Locate the lines of the listing below that hold "JSON", then copy each of them.
-- START --
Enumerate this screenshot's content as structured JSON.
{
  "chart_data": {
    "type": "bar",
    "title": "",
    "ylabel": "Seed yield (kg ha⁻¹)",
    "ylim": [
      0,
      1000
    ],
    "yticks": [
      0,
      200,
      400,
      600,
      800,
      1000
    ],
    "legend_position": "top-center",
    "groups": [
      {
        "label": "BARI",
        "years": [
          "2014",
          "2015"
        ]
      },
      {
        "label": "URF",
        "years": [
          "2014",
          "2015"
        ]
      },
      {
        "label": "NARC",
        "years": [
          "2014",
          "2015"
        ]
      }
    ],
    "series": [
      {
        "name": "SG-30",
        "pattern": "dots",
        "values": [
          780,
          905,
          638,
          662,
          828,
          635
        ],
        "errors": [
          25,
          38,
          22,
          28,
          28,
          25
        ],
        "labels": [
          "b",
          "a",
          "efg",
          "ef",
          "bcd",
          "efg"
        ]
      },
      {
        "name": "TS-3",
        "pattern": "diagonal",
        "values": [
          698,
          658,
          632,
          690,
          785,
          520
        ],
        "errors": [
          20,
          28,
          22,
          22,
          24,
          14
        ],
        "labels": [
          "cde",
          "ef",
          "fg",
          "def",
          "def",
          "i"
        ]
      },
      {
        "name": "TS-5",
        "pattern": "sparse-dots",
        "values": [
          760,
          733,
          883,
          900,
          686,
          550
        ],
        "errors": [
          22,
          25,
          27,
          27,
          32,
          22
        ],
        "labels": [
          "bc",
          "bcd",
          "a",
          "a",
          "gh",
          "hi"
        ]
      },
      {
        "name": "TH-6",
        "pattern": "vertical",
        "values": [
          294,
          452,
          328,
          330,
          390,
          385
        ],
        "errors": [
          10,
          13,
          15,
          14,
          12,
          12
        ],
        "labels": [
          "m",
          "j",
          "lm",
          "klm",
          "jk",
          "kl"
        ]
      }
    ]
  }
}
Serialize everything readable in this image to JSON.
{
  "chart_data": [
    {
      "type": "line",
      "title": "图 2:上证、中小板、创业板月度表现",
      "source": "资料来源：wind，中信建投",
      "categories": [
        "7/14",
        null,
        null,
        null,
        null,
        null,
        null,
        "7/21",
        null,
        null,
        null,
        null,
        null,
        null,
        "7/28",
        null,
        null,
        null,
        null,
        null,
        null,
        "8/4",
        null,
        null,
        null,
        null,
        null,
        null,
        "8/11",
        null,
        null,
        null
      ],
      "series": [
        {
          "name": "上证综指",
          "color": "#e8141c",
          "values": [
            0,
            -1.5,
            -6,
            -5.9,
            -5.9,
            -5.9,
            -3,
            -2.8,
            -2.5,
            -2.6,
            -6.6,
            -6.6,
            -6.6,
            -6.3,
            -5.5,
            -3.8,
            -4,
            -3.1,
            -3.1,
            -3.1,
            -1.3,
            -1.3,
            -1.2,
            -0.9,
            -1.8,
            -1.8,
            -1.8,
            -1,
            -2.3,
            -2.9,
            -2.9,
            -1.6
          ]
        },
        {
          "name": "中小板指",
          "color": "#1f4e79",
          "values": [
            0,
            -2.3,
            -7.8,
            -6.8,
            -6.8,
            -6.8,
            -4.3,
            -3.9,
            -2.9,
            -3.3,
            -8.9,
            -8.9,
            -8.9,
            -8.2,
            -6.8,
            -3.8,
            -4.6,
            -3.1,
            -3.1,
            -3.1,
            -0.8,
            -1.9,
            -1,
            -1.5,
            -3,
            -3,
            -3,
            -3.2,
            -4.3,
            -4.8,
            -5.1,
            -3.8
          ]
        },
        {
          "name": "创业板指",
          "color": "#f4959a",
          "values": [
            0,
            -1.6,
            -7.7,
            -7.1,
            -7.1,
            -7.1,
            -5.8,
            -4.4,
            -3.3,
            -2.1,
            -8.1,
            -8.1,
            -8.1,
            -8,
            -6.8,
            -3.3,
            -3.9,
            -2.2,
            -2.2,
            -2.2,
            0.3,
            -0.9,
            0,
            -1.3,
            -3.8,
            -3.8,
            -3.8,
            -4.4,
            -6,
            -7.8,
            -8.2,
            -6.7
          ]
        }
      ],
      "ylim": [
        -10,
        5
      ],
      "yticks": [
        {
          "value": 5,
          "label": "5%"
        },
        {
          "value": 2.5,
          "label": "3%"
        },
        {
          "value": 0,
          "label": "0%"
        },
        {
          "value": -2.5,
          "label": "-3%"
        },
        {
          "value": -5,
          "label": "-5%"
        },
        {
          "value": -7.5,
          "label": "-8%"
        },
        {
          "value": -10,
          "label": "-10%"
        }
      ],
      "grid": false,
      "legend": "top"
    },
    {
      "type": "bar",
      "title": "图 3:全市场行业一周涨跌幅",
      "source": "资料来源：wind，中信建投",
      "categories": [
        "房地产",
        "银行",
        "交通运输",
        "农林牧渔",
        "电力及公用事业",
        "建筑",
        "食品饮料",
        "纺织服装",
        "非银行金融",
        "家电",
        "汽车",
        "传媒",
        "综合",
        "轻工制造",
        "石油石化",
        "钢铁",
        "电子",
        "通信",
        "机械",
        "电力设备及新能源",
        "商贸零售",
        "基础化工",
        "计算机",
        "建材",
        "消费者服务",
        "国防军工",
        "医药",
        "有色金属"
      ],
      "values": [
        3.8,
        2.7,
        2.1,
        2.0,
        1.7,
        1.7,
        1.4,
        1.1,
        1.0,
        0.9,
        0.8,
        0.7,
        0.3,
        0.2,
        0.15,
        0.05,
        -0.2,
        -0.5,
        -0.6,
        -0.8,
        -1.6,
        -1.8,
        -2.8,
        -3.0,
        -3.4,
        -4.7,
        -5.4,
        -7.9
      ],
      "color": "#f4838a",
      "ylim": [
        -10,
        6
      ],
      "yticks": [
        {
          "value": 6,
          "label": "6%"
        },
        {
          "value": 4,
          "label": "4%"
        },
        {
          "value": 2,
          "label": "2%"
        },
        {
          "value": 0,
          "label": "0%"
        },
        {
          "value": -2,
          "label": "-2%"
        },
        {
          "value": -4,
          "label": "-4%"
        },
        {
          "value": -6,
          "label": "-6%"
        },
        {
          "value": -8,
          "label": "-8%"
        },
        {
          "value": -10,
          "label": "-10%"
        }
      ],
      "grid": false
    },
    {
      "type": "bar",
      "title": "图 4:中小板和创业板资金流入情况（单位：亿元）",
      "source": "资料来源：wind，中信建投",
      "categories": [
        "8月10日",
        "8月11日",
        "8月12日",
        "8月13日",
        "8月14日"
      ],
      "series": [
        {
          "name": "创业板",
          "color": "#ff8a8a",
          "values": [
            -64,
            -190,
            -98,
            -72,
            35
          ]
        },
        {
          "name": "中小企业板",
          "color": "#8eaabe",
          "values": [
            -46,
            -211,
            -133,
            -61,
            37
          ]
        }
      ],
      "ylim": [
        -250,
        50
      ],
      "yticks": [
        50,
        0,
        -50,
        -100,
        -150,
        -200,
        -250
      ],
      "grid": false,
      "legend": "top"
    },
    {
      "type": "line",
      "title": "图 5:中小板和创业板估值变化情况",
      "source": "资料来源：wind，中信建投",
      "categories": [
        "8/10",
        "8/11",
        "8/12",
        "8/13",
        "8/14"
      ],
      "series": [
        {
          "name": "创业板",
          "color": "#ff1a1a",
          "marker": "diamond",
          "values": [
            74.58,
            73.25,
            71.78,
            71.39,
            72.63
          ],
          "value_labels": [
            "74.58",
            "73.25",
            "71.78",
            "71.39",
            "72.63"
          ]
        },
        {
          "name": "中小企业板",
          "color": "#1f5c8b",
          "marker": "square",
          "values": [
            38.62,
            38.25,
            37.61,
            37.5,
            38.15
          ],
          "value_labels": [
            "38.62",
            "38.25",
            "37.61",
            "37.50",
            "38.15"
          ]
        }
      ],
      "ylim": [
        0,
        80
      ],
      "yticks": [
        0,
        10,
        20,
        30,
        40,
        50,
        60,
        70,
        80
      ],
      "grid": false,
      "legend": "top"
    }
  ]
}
-- END --
▶ Exercise response:
Enumerate this screenshot's content as structured JSON.
Serialize everything readable in this image to JSON.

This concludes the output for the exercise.